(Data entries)
# # #

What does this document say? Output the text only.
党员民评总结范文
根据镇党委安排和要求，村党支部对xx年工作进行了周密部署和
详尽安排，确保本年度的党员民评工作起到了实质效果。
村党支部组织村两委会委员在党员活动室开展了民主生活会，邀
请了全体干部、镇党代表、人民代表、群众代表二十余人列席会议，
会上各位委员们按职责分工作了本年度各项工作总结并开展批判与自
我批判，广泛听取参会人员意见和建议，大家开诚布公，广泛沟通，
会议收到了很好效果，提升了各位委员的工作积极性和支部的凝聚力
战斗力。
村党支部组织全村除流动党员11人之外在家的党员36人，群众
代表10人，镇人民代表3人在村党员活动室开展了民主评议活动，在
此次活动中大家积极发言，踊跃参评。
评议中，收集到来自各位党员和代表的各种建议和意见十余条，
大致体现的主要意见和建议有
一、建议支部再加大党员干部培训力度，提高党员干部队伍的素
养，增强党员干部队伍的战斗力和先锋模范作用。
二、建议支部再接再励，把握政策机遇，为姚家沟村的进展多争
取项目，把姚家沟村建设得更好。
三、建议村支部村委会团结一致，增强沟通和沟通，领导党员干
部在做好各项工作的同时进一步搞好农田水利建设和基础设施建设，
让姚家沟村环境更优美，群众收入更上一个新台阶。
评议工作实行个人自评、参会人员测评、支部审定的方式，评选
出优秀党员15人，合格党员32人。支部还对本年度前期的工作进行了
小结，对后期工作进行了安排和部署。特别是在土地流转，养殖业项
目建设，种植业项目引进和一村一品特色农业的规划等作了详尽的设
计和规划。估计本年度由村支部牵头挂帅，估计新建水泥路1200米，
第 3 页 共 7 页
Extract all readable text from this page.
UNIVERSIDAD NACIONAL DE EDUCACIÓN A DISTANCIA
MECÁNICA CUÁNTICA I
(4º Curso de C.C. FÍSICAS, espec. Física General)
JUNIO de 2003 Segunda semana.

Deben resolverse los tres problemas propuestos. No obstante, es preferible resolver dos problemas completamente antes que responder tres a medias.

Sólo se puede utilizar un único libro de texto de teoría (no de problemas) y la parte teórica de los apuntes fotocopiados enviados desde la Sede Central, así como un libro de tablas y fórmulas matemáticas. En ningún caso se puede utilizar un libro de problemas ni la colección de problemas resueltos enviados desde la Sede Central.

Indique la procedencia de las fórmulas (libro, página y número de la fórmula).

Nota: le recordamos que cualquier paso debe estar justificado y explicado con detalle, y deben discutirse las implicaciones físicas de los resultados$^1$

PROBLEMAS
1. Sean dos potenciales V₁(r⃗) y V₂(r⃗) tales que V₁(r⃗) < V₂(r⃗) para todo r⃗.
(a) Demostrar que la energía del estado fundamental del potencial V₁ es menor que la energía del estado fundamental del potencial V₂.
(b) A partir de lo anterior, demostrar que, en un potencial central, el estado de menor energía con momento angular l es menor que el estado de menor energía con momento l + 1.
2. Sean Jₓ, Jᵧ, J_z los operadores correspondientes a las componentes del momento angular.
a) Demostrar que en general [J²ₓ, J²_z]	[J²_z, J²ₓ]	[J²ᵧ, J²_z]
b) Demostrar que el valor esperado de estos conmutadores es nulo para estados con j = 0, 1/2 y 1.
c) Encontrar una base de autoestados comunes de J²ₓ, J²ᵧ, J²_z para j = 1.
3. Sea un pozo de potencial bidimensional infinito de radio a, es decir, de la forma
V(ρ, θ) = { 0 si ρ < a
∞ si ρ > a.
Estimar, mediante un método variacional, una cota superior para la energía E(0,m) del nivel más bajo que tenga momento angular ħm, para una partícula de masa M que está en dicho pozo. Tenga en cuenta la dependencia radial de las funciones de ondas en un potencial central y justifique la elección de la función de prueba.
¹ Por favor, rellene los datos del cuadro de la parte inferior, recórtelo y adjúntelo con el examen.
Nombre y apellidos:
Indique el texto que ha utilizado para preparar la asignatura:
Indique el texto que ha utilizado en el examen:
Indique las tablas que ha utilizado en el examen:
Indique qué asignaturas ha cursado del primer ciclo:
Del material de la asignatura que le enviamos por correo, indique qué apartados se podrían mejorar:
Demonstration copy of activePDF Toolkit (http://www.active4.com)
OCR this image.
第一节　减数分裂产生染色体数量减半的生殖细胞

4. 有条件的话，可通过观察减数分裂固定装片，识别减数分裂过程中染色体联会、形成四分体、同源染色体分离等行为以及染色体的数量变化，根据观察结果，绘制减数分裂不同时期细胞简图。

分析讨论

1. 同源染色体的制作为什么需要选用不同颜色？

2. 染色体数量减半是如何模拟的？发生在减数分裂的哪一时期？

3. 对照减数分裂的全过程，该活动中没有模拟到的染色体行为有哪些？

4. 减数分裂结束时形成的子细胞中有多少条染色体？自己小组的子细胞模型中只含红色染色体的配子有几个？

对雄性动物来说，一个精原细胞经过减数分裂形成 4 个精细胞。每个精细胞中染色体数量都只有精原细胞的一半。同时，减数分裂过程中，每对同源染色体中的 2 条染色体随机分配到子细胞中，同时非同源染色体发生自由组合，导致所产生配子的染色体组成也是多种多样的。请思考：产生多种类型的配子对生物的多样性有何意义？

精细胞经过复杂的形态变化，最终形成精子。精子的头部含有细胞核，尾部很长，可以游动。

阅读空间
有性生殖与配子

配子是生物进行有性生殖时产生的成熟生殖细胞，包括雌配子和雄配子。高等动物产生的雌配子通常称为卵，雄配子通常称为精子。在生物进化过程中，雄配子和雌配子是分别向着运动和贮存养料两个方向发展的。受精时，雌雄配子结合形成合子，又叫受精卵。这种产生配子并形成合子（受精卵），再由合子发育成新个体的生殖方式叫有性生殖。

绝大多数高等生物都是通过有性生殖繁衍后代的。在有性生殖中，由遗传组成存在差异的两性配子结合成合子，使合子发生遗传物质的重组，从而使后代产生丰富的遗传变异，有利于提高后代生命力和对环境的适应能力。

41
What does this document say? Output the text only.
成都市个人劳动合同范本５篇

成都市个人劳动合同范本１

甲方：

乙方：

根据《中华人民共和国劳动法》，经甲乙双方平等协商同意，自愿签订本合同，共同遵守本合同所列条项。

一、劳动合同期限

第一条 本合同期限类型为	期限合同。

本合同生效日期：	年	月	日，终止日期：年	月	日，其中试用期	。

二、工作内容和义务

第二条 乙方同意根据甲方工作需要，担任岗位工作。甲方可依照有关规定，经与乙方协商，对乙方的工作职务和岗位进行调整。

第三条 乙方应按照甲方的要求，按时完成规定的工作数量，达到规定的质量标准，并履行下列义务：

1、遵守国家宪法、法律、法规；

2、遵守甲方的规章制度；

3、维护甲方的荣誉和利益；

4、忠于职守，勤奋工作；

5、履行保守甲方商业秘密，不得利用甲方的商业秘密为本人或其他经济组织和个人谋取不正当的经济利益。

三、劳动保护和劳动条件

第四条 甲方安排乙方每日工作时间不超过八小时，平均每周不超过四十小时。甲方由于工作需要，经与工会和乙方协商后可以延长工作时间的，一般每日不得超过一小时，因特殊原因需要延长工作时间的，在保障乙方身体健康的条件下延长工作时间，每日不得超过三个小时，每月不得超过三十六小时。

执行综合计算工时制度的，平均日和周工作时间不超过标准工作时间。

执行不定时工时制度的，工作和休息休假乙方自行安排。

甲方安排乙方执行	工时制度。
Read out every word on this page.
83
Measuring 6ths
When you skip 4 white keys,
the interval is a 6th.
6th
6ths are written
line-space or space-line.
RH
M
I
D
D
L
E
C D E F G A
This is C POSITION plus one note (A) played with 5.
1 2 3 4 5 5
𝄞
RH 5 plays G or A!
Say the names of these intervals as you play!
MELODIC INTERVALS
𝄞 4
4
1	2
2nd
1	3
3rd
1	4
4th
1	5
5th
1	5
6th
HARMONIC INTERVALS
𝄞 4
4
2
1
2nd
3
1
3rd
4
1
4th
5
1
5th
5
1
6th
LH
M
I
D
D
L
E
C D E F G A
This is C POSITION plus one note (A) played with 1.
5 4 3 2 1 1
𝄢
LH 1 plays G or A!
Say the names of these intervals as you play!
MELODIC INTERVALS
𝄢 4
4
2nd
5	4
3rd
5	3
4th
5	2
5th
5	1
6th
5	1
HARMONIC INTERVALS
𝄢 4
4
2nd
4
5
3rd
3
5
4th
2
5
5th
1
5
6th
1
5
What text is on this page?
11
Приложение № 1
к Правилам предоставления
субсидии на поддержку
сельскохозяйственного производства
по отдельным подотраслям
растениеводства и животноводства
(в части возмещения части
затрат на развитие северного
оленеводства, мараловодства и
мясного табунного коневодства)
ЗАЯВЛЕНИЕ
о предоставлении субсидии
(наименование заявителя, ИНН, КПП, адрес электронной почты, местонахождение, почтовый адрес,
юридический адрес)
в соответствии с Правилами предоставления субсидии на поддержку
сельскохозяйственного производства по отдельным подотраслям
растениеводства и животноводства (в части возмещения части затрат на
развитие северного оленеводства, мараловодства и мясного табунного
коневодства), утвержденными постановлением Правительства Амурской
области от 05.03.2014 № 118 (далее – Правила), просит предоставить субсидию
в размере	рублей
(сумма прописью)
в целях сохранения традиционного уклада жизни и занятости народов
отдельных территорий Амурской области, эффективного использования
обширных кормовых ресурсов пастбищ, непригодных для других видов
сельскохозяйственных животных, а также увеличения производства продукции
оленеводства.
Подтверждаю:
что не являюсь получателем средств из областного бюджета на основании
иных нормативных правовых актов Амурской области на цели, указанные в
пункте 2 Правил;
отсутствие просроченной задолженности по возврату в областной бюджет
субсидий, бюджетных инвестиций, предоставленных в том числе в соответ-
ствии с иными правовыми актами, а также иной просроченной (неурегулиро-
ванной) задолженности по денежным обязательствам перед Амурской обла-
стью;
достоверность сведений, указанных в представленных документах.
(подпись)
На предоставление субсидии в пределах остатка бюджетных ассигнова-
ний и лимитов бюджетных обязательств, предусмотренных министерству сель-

# # #

### Directions for this task
Pick out the lines containing the string "табунного".

### Solution to the problem
мясного табунного коневодства)
развитие северного оленеводства, мараловодства и мясного табунного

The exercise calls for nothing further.